- Goal: Can you print every record below exactly as written?

- Supplied records:
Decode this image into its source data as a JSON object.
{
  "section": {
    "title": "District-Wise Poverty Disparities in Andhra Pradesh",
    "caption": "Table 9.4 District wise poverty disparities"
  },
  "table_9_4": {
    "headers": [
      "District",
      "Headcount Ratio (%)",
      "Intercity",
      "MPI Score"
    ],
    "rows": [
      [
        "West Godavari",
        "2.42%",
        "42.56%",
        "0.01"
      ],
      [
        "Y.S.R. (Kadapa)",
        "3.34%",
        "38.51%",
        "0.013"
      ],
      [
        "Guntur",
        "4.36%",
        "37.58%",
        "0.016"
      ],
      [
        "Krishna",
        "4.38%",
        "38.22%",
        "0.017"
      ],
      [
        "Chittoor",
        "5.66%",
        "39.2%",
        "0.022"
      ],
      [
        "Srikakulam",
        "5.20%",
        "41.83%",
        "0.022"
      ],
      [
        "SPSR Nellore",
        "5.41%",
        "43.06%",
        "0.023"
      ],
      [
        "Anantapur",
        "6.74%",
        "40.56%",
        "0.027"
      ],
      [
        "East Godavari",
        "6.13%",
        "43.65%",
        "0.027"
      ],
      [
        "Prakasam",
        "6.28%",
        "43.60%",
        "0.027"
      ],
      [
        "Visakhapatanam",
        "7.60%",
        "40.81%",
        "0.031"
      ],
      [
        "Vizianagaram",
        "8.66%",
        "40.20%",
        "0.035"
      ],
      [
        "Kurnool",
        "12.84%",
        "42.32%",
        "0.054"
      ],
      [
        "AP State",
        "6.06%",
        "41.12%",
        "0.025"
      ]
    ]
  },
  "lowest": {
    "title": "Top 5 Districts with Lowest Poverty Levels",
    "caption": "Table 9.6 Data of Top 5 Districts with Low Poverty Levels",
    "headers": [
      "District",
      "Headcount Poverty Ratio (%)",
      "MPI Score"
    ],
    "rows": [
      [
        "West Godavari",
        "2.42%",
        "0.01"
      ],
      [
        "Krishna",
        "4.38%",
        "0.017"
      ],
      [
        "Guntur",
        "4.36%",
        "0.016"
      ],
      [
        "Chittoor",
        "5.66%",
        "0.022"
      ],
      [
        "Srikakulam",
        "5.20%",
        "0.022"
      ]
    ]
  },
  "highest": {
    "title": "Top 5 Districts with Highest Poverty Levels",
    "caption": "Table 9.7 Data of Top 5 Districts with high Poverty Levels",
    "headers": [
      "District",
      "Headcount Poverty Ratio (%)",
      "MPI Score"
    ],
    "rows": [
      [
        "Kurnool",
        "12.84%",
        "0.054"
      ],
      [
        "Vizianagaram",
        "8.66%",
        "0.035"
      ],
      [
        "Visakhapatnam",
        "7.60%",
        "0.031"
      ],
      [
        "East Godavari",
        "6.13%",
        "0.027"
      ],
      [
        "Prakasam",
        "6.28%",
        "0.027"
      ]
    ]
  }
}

- Task answer:
Decode this image into its source data as a JSON object.
{
  "section": {
    "title": "District-Wise Poverty Disparities in Andhra Pradesh",
    "caption": "Table 9.4 District wise poverty disparities"
  },
  "table_9_4": {
    "headers": [
      "District",
      "Headcount Ratio (%)",
      "Intercity",
      "MPI Score"
    ],
    "rows": [
      [
        "West Godavari",
        "2.42%",
        "42.56%",
        "0.01"
      ],
      [
        "Y.S.R. (Kadapa)",
        "3.34%",
        "38.51%",
        "0.013"
      ],
      [
        "Guntur",
        "4.36%",
        "37.58%",
        "0.016"
      ],
      [
        "Krishna",
        "4.38%",
        "38.22%",
        "0.017"
      ],
      [
        "Chittoor",
        "5.66%",
        "39.2%",
        "0.022"
      ],
      [
        "Srikakulam",
        "5.20%",
        "41.83%",
        "0.022"
      ],
      [
        "SPSR Nellore",
        "5.41%",
        "43.06%",
        "0.023"
      ],
      [
        "Anantapur",
        "6.74%",
        "40.56%",
        "0.027"
      ],
      [
        "East Godavari",
        "6.13%",
        "43.65%",
        "0.027"
      ],
      [
        "Prakasam",
        "6.28%",
        "43.60%",
        "0.027"
      ],
      [
        "Visakhapatanam",
        "7.60%",
        "40.81%",
        "0.031"
      ],
      [
        "Vizianagaram",
        "8.66%",
        "40.20%",
        "0.035"
      ],
      [
        "Kurnool",
        "12.84%",
        "42.32%",
        "0.054"
      ],
      [
        "AP State",
        "6.06%",
        "41.12%",
        "0.025"
      ]
    ]
  },
  "lowest": {
    "title": "Top 5 Districts with Lowest Poverty Levels",
    "caption": "Table 9.6 Data of Top 5 Districts with Low Poverty Levels",
    "headers": [
      "District",
      "Headcount Poverty Ratio (%)",
      "MPI Score"
    ],
    "rows": [
      [
        "West Godavari",
        "2.42%",
        "0.01"
      ],
      [
        "Krishna",
        "4.38%",
        "0.017"
      ],
      [
        "Guntur",
        "4.36%",
        "0.016"
      ],
      [
        "Chittoor",
        "5.66%",
        "0.022"
      ],
      [
        "Srikakulam",
        "5.20%",
        "0.022"
      ]
    ]
  },
  "highest": {
    "title": "Top 5 Districts with Highest Poverty Levels",
    "caption": "Table 9.7 Data of Top 5 Districts with high Poverty Levels",
    "headers": [
      "District",
      "Headcount Poverty Ratio (%)",
      "MPI Score"
    ],
    "rows": [
      [
        "Kurnool",
        "12.84%",
        "0.054"
      ],
      [
        "Vizianagaram",
        "8.66%",
        "0.035"
      ],
      [
        "Visakhapatnam",
        "7.60%",
        "0.031"
      ],
      [
        "East Godavari",
        "6.13%",
        "0.027"
      ],
      [
        "Prakasam",
        "6.28%",
        "0.027"
      ]
    ]
  }
}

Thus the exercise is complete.